§ **PROMPT**
Check each line for the string "ipykernel", then give only how many lines have it.

§ **EXCERPTED RECORDS**
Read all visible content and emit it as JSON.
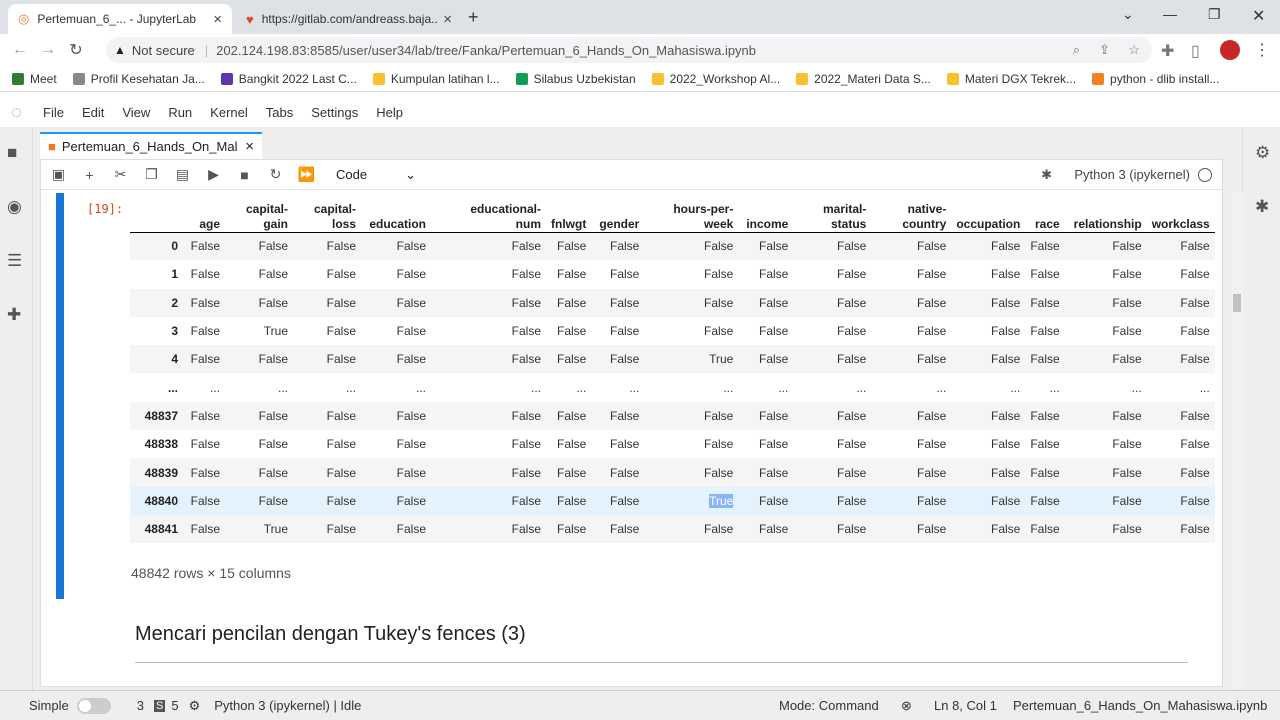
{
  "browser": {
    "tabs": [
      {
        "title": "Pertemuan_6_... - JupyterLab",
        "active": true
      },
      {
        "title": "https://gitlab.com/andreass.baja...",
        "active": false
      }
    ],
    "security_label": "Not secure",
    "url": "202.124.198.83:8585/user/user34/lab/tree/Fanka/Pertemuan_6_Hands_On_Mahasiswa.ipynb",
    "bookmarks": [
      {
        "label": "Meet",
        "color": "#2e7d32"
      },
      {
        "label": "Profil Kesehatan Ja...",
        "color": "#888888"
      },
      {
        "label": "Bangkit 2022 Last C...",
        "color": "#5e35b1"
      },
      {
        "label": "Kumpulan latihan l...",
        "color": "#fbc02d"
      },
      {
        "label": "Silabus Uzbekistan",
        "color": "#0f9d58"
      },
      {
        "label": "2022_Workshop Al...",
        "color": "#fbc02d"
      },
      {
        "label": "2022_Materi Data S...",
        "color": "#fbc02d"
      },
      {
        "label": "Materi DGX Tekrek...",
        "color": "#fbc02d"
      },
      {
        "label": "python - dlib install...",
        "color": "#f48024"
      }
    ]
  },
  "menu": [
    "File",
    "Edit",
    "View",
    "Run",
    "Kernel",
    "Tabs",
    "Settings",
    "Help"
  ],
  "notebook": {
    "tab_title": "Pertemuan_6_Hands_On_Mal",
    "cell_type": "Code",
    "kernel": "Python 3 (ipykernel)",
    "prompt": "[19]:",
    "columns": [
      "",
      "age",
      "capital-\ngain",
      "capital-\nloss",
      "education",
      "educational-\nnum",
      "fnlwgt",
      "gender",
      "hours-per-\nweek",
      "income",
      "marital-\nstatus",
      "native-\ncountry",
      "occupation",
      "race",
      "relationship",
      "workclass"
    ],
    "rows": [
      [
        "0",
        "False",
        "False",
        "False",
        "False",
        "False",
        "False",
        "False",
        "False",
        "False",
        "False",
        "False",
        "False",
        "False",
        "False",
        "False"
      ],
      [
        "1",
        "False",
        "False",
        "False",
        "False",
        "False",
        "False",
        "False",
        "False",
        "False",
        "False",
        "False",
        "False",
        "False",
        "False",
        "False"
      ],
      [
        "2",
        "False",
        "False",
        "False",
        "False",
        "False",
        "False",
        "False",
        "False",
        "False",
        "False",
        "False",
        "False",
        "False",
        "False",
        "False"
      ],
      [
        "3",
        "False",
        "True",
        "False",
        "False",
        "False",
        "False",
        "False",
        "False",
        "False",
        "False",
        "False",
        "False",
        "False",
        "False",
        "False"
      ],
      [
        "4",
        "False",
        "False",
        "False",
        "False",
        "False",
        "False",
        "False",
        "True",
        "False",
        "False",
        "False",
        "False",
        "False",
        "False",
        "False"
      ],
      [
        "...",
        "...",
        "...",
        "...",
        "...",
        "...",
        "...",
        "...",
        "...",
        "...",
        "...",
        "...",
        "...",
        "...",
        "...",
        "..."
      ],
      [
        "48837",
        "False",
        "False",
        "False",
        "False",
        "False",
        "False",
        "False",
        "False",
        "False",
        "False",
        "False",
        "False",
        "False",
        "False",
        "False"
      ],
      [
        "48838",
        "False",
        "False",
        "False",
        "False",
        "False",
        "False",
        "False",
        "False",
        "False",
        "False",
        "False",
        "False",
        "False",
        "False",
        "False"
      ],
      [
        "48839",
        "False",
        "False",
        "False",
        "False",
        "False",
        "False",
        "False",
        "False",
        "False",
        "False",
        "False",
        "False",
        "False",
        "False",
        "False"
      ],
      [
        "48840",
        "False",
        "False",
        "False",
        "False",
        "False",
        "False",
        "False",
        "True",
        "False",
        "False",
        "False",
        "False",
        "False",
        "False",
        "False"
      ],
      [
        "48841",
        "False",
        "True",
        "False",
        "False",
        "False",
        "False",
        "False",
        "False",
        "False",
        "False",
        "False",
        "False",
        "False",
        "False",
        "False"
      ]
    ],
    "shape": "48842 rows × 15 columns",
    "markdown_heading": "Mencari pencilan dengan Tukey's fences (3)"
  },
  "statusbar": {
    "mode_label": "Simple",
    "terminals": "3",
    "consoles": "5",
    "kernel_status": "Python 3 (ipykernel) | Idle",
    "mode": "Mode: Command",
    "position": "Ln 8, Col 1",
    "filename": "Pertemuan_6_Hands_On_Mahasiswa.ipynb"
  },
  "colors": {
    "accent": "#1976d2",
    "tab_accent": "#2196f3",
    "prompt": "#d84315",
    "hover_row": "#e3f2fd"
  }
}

§ **COMPLETED EXERCISE**
2